WORK INSTRUCTIONS:
Search the data for the string "Remote" and extract every line where it appears.

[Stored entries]
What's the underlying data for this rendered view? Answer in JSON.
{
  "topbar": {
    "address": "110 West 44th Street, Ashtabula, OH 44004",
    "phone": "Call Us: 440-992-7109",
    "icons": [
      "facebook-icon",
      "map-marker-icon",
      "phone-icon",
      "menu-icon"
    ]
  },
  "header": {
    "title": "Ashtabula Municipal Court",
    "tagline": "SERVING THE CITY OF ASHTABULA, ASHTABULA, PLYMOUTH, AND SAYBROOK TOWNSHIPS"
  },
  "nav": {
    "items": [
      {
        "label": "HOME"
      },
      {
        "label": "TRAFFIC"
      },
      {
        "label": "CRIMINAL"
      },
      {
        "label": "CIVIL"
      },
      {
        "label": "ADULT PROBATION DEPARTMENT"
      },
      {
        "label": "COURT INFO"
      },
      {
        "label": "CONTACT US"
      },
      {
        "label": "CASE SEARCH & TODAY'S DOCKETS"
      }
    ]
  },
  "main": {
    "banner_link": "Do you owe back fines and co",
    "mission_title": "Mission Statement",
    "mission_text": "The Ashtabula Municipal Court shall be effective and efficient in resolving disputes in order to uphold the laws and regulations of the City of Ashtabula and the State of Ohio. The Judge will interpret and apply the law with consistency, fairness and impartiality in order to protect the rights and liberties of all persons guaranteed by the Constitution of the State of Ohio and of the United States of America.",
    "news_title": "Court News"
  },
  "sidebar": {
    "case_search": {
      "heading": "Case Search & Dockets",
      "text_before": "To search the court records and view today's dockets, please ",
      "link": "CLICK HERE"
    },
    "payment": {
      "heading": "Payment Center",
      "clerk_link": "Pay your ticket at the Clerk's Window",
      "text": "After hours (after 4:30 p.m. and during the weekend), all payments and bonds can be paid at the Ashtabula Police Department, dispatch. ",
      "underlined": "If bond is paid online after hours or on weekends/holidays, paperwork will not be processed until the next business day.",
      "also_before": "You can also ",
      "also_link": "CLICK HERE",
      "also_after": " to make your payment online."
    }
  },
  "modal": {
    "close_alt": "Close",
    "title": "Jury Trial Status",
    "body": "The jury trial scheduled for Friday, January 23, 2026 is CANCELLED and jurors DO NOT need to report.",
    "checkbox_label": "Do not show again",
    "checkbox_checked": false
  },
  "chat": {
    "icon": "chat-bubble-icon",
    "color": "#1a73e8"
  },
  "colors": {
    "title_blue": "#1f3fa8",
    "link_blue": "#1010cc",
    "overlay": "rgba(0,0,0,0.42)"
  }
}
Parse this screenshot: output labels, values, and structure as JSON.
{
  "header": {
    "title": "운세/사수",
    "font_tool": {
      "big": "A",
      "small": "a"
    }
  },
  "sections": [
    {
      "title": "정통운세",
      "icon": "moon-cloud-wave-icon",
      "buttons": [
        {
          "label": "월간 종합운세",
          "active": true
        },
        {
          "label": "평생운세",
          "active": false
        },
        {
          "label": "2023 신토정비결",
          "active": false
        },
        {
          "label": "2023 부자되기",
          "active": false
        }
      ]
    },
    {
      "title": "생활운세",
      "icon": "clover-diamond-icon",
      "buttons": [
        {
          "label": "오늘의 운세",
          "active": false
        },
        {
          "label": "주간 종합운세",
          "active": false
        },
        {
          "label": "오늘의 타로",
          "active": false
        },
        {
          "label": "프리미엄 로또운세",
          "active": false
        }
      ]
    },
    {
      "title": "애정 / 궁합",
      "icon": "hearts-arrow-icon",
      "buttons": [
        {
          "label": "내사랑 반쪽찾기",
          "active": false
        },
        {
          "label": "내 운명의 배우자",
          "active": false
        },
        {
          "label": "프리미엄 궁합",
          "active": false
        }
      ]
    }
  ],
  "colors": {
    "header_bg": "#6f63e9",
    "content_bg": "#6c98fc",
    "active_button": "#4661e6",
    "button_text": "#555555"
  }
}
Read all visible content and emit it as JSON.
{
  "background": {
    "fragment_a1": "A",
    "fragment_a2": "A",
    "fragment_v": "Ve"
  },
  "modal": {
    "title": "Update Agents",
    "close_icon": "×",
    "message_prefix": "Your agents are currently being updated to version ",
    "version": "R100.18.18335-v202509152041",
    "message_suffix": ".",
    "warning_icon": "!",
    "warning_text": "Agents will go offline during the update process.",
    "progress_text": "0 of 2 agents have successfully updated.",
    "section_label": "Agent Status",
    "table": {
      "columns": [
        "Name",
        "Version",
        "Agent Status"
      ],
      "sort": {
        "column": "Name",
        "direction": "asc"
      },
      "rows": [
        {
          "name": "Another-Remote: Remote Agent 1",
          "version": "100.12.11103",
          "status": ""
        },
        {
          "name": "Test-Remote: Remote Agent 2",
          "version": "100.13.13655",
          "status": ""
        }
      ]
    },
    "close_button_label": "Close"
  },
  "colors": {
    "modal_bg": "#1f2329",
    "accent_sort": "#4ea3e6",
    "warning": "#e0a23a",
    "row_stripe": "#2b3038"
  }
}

WRITTEN RESPONSE:
          "name": "Another-Remote: Remote Agent 1",
          "name": "Test-Remote: Remote Agent 2",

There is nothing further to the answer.